## Task to complete
Look through the records below, and copy out every line that holds the string "source".

[Data records]
################
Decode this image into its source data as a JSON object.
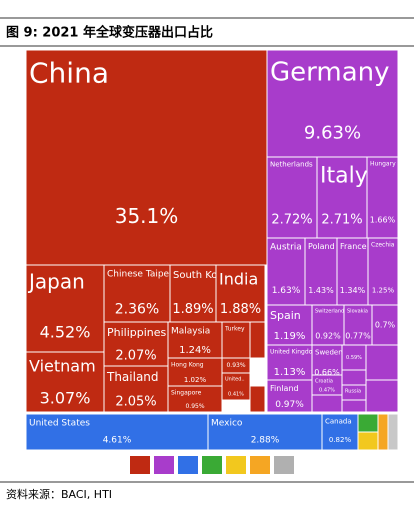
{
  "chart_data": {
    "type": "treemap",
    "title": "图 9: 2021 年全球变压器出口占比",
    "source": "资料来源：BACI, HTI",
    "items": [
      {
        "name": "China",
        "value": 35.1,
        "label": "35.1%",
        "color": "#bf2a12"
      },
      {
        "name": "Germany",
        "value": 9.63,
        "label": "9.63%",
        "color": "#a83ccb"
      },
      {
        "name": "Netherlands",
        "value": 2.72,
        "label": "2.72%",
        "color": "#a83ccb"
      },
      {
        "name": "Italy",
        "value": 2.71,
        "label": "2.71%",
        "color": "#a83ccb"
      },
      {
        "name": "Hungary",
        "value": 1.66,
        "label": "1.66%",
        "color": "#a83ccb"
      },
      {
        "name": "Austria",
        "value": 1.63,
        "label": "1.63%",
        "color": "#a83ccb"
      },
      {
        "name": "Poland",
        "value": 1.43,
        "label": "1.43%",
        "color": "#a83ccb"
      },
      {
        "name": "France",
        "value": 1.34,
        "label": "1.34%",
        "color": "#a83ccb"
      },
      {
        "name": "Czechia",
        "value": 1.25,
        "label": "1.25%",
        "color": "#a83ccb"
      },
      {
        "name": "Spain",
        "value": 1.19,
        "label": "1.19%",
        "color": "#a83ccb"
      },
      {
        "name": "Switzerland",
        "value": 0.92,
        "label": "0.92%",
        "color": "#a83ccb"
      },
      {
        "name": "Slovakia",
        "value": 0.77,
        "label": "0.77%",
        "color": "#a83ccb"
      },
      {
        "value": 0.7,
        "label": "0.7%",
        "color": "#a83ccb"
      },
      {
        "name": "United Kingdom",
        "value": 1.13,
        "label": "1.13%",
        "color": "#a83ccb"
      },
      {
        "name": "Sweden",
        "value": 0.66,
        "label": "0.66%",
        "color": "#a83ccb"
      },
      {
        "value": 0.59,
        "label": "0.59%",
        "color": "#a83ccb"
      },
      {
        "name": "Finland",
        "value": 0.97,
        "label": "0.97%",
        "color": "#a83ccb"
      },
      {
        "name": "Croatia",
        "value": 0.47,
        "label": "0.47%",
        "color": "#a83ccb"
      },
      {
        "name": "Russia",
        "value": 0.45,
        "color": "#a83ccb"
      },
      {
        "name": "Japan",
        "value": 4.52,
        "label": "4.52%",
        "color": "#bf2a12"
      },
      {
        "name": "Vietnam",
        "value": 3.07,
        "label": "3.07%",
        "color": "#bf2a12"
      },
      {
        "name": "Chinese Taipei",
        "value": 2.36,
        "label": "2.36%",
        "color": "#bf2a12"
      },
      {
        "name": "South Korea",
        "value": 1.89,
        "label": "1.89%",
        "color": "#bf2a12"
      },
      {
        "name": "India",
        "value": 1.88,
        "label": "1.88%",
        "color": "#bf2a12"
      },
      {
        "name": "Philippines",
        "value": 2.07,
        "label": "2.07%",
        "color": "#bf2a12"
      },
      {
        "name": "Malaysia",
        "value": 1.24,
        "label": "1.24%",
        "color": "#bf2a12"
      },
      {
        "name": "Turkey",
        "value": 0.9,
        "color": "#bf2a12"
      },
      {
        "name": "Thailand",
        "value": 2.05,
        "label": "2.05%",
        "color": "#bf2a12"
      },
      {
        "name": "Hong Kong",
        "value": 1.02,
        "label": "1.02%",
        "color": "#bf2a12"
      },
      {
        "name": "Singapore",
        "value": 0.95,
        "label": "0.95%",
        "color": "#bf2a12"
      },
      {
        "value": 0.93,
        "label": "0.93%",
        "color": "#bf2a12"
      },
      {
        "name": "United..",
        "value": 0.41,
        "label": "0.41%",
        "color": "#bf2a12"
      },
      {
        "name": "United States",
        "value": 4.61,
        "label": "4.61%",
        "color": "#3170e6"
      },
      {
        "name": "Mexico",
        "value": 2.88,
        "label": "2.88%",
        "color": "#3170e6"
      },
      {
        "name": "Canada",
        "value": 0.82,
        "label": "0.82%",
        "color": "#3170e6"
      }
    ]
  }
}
################
## Solution to this problem
Decode this image into its source data as a JSON object.
    "source": "资料来源：BACI, HTI",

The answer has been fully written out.